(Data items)
--- BEGIN ---

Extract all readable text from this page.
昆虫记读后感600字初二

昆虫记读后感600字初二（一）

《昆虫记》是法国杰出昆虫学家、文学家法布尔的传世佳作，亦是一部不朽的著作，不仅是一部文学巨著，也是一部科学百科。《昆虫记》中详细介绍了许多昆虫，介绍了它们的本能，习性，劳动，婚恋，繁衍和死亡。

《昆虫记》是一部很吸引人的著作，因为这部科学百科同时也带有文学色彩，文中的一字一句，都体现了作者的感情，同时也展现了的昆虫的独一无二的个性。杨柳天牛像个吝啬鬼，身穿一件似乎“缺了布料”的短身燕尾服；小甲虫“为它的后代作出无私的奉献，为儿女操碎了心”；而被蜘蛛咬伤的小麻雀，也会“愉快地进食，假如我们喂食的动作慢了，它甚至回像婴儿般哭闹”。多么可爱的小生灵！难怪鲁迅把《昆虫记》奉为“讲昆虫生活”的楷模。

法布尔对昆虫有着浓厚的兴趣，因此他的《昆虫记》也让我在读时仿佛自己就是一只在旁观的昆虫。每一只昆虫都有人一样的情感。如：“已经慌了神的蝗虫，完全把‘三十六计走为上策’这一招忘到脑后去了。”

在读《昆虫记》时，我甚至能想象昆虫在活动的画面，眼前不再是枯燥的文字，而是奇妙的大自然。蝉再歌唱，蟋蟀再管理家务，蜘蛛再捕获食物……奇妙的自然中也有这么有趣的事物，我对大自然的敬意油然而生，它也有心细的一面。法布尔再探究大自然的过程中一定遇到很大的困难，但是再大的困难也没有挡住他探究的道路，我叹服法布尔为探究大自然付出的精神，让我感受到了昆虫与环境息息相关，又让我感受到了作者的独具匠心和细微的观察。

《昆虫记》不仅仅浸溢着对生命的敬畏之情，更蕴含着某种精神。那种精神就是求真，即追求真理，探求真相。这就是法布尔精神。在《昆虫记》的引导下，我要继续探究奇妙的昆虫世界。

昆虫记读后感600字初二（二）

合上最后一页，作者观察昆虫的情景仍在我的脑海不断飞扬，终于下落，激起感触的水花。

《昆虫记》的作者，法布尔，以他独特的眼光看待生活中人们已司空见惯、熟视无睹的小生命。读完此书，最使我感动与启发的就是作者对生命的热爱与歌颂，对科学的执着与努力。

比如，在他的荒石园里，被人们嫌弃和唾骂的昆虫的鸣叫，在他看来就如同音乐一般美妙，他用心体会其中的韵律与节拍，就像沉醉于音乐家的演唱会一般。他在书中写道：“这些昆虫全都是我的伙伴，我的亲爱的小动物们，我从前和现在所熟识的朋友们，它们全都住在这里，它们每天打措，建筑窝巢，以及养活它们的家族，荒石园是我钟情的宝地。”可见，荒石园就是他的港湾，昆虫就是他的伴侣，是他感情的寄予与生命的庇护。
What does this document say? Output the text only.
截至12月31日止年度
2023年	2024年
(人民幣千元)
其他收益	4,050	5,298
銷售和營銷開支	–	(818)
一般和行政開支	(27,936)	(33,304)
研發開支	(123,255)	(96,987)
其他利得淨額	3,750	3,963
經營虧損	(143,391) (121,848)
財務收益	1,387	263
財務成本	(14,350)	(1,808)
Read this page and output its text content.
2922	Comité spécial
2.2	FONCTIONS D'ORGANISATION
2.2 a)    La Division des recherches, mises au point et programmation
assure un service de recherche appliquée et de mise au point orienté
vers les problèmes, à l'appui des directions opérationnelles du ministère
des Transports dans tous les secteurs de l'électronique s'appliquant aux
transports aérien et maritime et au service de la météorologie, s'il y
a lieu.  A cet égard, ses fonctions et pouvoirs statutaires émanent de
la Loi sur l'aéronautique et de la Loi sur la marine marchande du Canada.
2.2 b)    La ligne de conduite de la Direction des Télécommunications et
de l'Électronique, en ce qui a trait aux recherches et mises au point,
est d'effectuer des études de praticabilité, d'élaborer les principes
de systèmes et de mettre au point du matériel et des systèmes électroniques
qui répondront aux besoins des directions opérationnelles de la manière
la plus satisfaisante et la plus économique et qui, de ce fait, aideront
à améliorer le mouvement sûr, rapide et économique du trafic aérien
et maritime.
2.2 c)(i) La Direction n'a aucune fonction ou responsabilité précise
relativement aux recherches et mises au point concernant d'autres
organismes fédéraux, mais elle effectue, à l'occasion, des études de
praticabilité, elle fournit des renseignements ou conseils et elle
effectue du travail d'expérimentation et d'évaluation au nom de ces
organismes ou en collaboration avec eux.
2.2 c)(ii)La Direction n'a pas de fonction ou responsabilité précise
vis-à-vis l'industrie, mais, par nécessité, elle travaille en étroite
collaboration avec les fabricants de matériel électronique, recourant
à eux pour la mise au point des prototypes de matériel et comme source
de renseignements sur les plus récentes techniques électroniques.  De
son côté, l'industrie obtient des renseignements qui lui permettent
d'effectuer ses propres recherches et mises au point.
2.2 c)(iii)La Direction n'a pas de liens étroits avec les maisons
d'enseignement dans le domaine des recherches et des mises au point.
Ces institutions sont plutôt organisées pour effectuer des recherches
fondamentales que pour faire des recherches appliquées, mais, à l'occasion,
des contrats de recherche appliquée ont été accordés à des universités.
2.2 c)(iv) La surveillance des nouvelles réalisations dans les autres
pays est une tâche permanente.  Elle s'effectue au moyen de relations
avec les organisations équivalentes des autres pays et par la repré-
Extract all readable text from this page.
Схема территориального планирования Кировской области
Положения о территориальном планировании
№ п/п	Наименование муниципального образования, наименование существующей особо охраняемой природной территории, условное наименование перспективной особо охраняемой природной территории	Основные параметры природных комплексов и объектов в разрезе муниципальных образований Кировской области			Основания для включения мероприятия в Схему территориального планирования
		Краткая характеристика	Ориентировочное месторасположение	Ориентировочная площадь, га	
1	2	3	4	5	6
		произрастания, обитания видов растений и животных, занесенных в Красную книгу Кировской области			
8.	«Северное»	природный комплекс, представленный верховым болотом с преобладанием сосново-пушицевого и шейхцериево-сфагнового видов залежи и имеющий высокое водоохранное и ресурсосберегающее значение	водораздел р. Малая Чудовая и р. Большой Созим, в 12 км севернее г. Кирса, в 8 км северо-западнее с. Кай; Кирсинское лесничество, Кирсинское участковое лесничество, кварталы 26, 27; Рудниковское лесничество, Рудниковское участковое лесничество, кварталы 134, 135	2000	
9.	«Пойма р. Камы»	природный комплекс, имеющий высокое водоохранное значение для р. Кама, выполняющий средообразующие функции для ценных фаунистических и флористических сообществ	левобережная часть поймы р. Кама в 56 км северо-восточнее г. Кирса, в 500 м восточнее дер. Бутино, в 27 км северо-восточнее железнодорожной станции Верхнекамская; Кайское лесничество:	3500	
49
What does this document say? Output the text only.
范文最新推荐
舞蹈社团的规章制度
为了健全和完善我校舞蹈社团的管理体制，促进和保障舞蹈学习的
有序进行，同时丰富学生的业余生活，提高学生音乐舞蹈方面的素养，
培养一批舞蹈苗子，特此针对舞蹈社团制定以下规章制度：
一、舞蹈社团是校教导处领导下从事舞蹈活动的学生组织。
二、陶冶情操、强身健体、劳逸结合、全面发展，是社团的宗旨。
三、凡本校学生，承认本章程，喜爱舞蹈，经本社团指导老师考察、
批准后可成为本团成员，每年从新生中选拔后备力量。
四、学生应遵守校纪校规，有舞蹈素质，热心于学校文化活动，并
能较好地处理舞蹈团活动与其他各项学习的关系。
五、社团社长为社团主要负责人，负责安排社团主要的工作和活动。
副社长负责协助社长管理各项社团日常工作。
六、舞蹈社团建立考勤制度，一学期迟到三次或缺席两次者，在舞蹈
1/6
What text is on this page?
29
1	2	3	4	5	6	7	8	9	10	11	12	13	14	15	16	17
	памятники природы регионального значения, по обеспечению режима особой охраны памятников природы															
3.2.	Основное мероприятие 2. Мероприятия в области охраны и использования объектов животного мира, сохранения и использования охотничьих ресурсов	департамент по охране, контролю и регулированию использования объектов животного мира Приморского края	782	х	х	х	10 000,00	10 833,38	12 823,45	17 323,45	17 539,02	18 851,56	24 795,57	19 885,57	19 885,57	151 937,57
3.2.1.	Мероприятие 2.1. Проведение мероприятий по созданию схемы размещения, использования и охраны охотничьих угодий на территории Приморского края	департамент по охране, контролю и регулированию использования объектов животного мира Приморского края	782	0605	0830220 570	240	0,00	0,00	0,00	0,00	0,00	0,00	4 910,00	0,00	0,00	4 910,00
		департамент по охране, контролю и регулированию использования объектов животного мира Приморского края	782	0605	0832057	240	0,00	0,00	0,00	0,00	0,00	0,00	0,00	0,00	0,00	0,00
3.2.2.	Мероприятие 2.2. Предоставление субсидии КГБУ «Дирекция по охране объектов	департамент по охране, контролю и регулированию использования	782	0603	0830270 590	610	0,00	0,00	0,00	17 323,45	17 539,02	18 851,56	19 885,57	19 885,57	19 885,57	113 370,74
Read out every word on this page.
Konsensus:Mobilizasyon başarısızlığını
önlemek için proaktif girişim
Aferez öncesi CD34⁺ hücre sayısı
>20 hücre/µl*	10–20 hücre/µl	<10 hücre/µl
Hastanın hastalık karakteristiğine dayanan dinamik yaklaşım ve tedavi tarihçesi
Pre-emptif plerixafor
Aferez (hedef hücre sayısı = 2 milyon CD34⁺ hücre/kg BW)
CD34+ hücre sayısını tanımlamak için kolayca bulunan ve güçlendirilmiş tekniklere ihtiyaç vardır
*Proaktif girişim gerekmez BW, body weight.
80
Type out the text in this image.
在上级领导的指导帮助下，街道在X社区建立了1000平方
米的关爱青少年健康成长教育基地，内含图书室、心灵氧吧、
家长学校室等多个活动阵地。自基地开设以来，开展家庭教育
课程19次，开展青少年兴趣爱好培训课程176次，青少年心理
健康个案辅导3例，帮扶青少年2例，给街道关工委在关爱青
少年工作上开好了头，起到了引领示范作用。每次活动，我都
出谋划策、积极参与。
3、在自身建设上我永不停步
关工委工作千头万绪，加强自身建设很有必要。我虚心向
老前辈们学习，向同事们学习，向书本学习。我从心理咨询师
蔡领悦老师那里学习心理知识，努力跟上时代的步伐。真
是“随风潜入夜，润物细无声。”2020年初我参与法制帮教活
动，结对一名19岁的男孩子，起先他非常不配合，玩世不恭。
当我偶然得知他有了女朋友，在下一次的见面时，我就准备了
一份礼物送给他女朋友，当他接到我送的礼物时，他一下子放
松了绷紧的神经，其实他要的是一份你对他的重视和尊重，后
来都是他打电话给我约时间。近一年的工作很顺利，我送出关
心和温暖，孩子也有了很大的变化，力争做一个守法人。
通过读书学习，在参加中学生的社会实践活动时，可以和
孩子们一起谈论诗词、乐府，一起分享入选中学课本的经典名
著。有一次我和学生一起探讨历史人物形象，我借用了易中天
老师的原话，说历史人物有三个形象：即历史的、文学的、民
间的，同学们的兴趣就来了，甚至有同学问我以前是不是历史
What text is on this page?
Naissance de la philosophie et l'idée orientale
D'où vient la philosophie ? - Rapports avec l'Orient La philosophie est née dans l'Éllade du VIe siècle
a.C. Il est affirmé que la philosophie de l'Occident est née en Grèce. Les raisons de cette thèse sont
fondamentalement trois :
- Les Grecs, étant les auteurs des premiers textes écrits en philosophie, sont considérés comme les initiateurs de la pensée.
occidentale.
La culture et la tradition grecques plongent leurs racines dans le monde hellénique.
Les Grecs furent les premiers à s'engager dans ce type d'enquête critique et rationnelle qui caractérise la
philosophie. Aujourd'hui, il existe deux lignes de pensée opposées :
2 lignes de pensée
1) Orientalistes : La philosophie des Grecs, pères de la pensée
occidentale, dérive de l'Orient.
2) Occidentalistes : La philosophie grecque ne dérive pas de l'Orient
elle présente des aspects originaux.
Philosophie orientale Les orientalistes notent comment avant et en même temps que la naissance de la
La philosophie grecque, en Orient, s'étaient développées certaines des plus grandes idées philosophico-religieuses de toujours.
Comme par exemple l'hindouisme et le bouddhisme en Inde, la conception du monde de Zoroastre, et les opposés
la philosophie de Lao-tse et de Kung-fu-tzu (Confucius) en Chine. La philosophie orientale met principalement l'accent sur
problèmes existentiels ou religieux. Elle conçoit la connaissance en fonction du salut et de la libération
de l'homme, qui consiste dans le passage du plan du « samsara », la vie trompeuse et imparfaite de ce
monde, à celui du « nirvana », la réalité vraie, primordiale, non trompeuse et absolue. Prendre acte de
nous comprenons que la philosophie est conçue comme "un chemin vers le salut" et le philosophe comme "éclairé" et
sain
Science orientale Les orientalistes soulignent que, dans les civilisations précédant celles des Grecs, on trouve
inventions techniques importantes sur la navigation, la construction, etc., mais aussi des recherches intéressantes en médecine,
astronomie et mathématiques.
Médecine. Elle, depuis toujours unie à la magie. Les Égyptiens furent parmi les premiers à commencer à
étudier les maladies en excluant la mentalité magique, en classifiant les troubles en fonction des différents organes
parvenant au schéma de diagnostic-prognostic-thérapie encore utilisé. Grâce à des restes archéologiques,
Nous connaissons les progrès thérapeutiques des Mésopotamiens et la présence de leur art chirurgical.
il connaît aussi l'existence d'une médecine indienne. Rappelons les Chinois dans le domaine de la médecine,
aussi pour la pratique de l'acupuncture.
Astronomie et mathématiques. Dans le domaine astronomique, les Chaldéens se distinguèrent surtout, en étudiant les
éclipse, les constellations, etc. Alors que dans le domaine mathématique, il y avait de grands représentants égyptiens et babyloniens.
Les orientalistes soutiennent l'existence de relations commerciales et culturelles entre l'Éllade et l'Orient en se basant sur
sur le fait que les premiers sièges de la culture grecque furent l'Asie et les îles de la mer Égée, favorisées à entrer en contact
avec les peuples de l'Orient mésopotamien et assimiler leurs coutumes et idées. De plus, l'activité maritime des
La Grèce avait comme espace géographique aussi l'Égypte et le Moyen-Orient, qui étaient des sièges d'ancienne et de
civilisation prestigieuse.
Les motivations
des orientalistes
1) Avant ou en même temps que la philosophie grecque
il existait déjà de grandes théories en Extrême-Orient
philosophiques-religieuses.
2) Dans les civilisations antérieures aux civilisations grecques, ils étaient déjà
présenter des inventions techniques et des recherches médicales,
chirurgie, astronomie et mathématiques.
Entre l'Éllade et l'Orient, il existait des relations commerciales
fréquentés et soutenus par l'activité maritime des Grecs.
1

--- END ---

What to do :: Where does the word "étaient" appear in the listing? List each line that holds it.

Solution for this task ::
La philosophie grecque, en Orient, s'étaient développées certaines des plus grandes idées philosophico-religieuses de toujours.
La Grèce avait comme espace géographique aussi l'Égypte et le Moyen-Orient, qui étaient des sièges d'ancienne et de
2) Dans les civilisations antérieures aux civilisations grecques, ils étaient déjà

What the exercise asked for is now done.